RAW RECORDS:

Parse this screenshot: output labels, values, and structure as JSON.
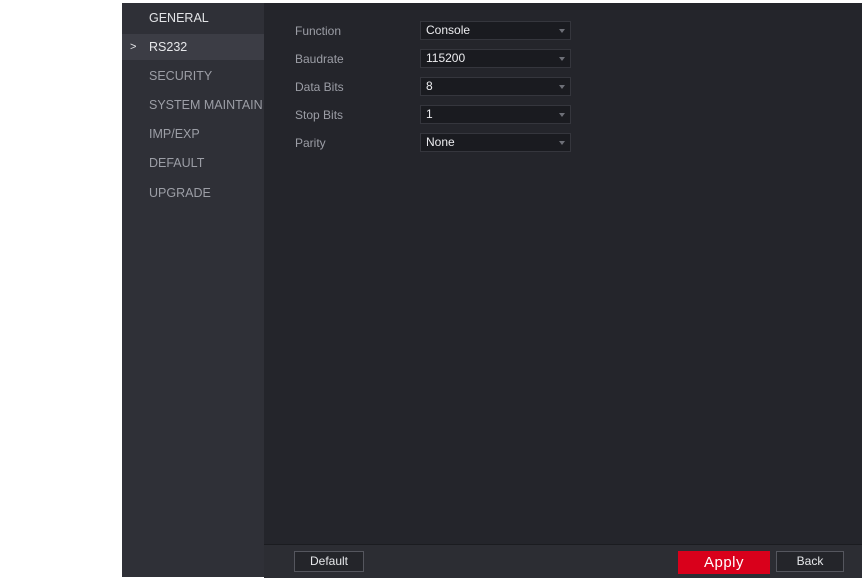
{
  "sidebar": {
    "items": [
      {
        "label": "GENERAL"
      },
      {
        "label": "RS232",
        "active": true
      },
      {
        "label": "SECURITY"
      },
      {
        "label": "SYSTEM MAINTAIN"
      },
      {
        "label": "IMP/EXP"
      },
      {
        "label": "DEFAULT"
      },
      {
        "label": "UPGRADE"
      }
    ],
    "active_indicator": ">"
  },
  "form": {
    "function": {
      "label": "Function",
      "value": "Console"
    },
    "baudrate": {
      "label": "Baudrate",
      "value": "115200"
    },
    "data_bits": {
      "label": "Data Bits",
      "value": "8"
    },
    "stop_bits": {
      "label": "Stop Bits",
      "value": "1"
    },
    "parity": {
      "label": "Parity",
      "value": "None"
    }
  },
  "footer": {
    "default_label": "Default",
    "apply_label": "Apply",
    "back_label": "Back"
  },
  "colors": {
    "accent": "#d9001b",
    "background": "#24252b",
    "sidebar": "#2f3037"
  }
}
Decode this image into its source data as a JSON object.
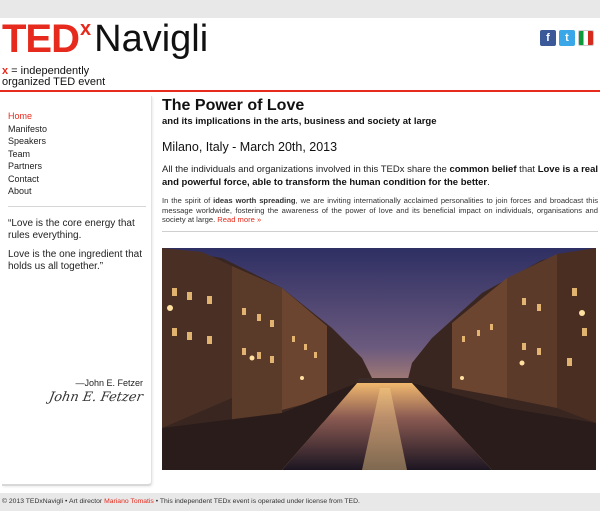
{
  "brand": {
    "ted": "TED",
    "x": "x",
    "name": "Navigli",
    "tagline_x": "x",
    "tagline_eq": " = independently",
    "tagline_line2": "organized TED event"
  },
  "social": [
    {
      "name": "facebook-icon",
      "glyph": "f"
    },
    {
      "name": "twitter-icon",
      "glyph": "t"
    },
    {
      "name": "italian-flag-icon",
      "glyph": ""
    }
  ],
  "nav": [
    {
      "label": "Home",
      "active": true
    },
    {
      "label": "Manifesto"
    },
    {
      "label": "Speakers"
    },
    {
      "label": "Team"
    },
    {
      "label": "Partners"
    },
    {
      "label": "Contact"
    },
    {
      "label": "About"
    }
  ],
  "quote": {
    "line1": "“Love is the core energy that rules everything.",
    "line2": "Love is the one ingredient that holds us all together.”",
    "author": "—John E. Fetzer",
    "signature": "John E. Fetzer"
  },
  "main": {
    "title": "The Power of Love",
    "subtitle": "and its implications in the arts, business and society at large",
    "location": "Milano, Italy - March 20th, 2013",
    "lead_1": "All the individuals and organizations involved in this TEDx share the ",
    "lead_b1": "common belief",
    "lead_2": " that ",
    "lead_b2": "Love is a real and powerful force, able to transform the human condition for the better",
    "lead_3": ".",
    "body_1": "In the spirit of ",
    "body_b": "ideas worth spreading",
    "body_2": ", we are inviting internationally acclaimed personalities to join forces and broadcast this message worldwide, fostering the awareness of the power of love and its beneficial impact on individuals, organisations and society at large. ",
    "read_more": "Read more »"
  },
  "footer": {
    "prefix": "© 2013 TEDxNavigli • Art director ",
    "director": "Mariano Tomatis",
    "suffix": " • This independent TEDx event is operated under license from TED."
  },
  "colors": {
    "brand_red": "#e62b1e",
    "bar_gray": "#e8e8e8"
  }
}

GIVEN REQUEST:
Identify each line in the records above that contains the word "Fetzer", and copy it out in full.

RESPONSE:
    "author": "—John E. Fetzer",
    "signature": "John E. Fetzer"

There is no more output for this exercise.